══ Information given
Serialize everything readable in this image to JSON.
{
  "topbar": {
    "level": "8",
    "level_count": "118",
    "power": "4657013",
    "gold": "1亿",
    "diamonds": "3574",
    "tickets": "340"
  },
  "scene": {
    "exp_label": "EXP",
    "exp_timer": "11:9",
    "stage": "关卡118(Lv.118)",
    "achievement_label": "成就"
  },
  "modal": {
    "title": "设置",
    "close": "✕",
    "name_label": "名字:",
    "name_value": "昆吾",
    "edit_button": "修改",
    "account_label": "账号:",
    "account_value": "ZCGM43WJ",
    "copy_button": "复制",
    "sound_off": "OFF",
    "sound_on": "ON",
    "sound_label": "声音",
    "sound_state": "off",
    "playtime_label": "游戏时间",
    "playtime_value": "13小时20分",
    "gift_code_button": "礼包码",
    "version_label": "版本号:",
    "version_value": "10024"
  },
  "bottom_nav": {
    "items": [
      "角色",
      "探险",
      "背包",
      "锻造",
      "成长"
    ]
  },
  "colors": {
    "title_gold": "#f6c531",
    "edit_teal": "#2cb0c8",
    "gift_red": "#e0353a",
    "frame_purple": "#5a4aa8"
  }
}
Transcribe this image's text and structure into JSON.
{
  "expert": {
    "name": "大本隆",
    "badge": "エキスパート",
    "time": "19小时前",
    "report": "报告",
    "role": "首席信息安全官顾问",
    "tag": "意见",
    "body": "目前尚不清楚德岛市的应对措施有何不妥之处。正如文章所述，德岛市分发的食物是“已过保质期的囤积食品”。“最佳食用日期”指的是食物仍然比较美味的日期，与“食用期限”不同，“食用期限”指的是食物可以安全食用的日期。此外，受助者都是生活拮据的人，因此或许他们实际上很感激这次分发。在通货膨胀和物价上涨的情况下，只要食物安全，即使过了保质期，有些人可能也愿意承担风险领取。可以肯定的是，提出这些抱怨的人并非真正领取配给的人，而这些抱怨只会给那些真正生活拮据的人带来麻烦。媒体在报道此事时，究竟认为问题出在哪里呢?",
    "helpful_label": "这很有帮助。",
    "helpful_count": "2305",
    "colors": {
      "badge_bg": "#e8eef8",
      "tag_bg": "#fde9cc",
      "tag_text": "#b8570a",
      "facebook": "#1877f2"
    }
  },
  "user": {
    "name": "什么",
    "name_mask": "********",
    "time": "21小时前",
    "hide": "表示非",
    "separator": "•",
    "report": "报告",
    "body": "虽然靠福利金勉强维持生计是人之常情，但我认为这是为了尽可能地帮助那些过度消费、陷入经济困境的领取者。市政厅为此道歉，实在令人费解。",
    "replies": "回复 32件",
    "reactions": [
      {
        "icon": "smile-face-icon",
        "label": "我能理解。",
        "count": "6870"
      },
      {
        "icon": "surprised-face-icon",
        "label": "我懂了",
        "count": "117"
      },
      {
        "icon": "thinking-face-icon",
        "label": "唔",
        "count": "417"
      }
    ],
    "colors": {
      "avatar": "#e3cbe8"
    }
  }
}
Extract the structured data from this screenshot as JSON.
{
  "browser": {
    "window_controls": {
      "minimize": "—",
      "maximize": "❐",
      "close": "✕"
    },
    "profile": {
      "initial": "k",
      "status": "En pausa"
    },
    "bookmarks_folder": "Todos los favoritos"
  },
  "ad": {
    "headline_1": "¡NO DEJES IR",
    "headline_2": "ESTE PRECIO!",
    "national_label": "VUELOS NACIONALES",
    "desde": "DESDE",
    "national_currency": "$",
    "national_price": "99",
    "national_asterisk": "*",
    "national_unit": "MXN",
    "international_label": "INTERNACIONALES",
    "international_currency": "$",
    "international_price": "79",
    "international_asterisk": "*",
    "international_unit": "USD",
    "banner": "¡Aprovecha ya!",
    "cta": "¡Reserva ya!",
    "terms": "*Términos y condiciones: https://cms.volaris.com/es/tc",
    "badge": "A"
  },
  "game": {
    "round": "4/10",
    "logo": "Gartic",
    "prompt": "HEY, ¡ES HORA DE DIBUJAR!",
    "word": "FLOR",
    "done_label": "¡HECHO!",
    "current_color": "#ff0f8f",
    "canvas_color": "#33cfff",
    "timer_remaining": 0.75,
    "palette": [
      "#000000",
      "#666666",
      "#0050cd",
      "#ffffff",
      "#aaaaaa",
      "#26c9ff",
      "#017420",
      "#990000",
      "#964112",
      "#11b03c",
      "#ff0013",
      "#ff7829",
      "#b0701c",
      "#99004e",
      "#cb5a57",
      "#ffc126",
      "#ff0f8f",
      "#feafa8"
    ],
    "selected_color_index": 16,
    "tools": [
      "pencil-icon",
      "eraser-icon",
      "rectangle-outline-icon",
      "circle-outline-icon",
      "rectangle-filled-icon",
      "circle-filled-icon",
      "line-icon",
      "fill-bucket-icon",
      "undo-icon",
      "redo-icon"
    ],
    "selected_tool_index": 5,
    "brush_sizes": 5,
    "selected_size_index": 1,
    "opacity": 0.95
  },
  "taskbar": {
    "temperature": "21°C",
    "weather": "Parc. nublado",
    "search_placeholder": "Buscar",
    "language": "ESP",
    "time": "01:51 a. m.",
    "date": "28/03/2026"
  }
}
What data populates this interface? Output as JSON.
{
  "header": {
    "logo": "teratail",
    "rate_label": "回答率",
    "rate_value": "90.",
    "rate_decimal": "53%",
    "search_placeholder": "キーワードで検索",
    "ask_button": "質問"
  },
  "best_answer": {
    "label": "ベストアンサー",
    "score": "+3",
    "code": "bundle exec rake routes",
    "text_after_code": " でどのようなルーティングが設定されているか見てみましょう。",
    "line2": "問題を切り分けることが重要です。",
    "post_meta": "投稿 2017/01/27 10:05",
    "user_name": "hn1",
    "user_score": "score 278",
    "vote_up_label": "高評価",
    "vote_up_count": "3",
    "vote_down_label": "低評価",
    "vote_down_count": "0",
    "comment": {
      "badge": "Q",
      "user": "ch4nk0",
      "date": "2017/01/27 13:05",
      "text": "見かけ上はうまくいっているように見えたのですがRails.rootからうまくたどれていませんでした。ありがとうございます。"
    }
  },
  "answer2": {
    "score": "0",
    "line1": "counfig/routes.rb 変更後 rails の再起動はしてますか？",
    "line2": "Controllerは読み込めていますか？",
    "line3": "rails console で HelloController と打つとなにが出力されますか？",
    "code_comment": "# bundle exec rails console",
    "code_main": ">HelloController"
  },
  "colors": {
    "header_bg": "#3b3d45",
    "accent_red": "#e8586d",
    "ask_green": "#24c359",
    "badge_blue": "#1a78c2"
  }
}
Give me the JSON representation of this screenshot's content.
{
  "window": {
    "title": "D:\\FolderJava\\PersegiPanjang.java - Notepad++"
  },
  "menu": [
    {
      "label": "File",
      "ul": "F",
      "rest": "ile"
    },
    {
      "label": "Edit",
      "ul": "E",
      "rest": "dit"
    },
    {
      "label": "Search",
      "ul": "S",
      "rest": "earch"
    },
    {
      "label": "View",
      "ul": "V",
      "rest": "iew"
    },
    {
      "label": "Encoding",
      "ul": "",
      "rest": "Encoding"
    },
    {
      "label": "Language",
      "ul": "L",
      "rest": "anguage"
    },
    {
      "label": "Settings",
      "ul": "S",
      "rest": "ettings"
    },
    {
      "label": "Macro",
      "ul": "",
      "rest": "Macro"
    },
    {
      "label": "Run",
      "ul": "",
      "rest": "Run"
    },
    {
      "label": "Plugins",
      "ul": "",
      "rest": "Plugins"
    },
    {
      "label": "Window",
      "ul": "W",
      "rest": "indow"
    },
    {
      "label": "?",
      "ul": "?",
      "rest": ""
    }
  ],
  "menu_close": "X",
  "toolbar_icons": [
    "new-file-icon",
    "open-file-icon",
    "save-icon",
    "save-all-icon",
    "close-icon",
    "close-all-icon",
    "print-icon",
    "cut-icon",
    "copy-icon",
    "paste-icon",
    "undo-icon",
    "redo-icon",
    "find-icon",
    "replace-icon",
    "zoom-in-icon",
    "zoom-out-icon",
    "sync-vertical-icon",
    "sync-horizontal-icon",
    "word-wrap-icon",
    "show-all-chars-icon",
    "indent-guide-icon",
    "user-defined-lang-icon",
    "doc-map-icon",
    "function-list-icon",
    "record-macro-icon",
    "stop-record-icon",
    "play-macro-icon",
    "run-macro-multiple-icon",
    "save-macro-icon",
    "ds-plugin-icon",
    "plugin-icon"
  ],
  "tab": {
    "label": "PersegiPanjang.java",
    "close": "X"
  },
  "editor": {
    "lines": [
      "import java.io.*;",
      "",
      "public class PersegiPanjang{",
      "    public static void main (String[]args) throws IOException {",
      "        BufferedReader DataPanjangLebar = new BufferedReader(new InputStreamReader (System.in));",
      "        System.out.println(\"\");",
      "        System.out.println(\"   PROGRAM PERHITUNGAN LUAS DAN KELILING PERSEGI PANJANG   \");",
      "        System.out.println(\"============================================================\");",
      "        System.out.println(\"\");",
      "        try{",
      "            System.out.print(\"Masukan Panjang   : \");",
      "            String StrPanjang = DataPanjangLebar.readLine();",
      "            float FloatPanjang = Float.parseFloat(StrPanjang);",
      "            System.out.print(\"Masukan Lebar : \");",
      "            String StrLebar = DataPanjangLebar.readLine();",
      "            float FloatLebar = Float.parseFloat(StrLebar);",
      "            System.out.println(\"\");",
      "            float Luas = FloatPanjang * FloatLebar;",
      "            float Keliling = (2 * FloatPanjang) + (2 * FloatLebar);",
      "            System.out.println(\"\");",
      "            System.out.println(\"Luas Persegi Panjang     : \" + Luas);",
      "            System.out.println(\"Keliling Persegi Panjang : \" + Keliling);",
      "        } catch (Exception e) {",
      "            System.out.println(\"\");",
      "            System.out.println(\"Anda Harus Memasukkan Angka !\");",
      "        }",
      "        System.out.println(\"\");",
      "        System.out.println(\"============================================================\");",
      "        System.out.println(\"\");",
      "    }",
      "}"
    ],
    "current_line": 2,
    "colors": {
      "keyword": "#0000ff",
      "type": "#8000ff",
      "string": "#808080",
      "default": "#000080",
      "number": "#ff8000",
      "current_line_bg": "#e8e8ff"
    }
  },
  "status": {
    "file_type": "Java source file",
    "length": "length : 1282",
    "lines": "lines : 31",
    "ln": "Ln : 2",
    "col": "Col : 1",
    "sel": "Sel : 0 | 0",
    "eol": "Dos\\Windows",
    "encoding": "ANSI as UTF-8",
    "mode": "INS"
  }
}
════
Job ▸ Identify each line containing the string "filled" and copy it out.

Reply ▸
      "rectangle-filled-icon",
      "circle-filled-icon",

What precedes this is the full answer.